*Exercise goal*. Scan the data below and report how many lines include the word "from". Nothing else is wanted.

[Dataset items]

+++

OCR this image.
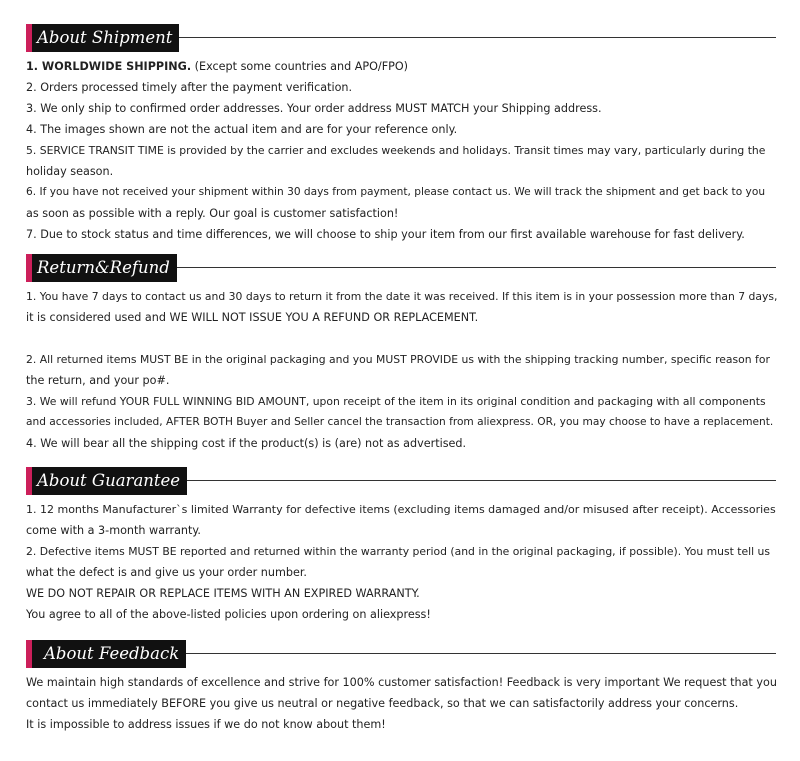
About Shipment
1. WORLDWIDE SHIPPING. (Except some countries and APO/FPO)
2. Orders processed timely after the payment verification.
3. We only ship to confirmed order addresses. Your order address MUST MATCH your Shipping address.
4. The images shown are not the actual item and are for your reference only.
5. SERVICE TRANSIT TIME is provided by the carrier and excludes weekends and holidays. Transit times may vary, particularly during the
holiday season.
6. If you have not received your shipment within 30 days from payment, please contact us. We will track the shipment and get back to you
as soon as possible with a reply. Our goal is customer satisfaction!
7. Due to stock status and time differences, we will choose to ship your item from our first available warehouse for fast delivery.
Return&Refund
1. You have 7 days to contact us and 30 days to return it from the date it was received. If this item is in your possession more than 7 days,
it is considered used and WE WILL NOT ISSUE YOU A REFUND OR REPLACEMENT.
2. All returned items MUST BE in the original packaging and you MUST PROVIDE us with the shipping tracking number, specific reason for
the return, and your po#.
3. We will refund YOUR FULL WINNING BID AMOUNT, upon receipt of the item in its original condition and packaging with all components
and accessories included, AFTER BOTH Buyer and Seller cancel the transaction from aliexpress. OR, you may choose to have a replacement.
4. We will bear all the shipping cost if the product(s) is (are) not as advertised.
About Guarantee
1. 12 months Manufacturer`s limited Warranty for defective items (excluding items damaged and/or misused after receipt). Accessories
come with a 3-month warranty.
2. Defective items MUST BE reported and returned within the warranty period (and in the original packaging, if possible). You must tell us
what the defect is and give us your order number.
WE DO NOT REPAIR OR REPLACE ITEMS WITH AN EXPIRED WARRANTY.
You agree to all of the above-listed policies upon ordering on aliexpress!
About Feedback
We maintain high standards of excellence and strive for 100% customer satisfaction! Feedback is very important We request that you
contact us immediately BEFORE you give us neutral or negative feedback, so that we can satisfactorily address your concerns.
It is impossible to address issues if we do not know about them!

+++

*Exercise output*. 4